• _WRITTEN PROBLEM_: Check each line of the material below, and copy it if it holds the string "name".

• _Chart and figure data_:
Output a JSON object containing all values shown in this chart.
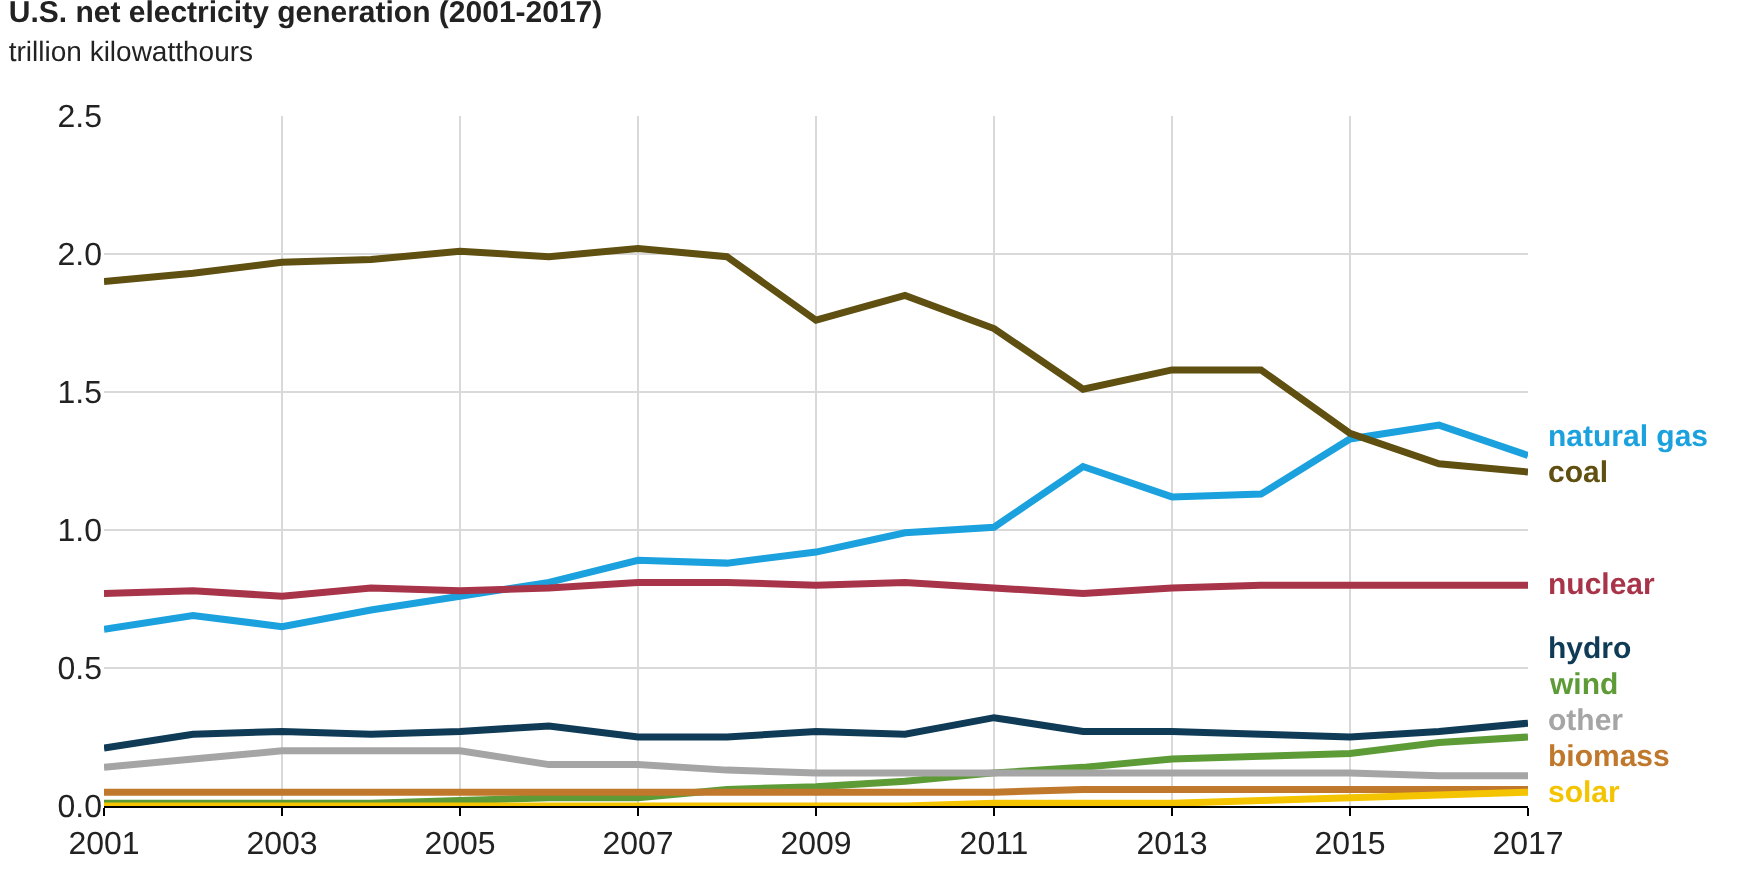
{
  "chart_data": {
    "type": "line",
    "title": "U.S. net electricity generation (2001-2017)",
    "subtitle": "trillion kilowatthours",
    "x": [
      2001,
      2002,
      2003,
      2004,
      2005,
      2006,
      2007,
      2008,
      2009,
      2010,
      2011,
      2012,
      2013,
      2014,
      2015,
      2016,
      2017
    ],
    "series": [
      {
        "name": "natural gas",
        "color": "#1ba1dd",
        "values": [
          0.64,
          0.69,
          0.65,
          0.71,
          0.76,
          0.81,
          0.89,
          0.88,
          0.92,
          0.99,
          1.01,
          1.23,
          1.12,
          1.13,
          1.33,
          1.38,
          1.27
        ]
      },
      {
        "name": "coal",
        "color": "#5f4f10",
        "values": [
          1.9,
          1.93,
          1.97,
          1.98,
          2.01,
          1.99,
          2.02,
          1.99,
          1.76,
          1.85,
          1.73,
          1.51,
          1.58,
          1.58,
          1.35,
          1.24,
          1.21
        ]
      },
      {
        "name": "nuclear",
        "color": "#a8344a",
        "values": [
          0.77,
          0.78,
          0.76,
          0.79,
          0.78,
          0.79,
          0.81,
          0.81,
          0.8,
          0.81,
          0.79,
          0.77,
          0.79,
          0.8,
          0.8,
          0.8,
          0.8
        ]
      },
      {
        "name": "hydro",
        "color": "#0f3b57",
        "values": [
          0.21,
          0.26,
          0.27,
          0.26,
          0.27,
          0.29,
          0.25,
          0.25,
          0.27,
          0.26,
          0.32,
          0.27,
          0.27,
          0.26,
          0.25,
          0.27,
          0.3
        ]
      },
      {
        "name": "wind",
        "color": "#5d9b37",
        "values": [
          0.01,
          0.01,
          0.01,
          0.01,
          0.02,
          0.03,
          0.03,
          0.06,
          0.07,
          0.09,
          0.12,
          0.14,
          0.17,
          0.18,
          0.19,
          0.23,
          0.25
        ]
      },
      {
        "name": "other",
        "color": "#a5a5a5",
        "values": [
          0.14,
          0.17,
          0.2,
          0.2,
          0.2,
          0.15,
          0.15,
          0.13,
          0.12,
          0.12,
          0.12,
          0.12,
          0.12,
          0.12,
          0.12,
          0.11,
          0.11
        ]
      },
      {
        "name": "biomass",
        "color": "#c0782c",
        "values": [
          0.05,
          0.05,
          0.05,
          0.05,
          0.05,
          0.05,
          0.05,
          0.05,
          0.05,
          0.05,
          0.05,
          0.06,
          0.06,
          0.06,
          0.06,
          0.06,
          0.06
        ]
      },
      {
        "name": "solar",
        "color": "#f5c400",
        "values": [
          0.0,
          0.0,
          0.0,
          0.0,
          0.0,
          0.0,
          0.0,
          0.0,
          0.0,
          0.0,
          0.01,
          0.01,
          0.01,
          0.02,
          0.03,
          0.04,
          0.05
        ]
      }
    ],
    "xlim": [
      2001,
      2017
    ],
    "xticks": [
      2001,
      2003,
      2005,
      2007,
      2009,
      2011,
      2013,
      2015,
      2017
    ],
    "ylim": [
      0,
      2.5
    ],
    "yticks": [
      {
        "value": 0,
        "label": "0.0"
      },
      0.5,
      {
        "value": 1,
        "label": "1.0"
      },
      1.5,
      {
        "value": 2,
        "label": "2.0"
      },
      2.5
    ],
    "grid": true,
    "legend": false,
    "marker": "none",
    "line_style": "solid"
  }
}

• _WRITTEN RESPONSE_:
        "name": "natural gas",
        "name": "coal",
        "name": "nuclear",
        "name": "hydro",
        "name": "wind",
        "name": "other",
        "name": "biomass",
        "name": "solar",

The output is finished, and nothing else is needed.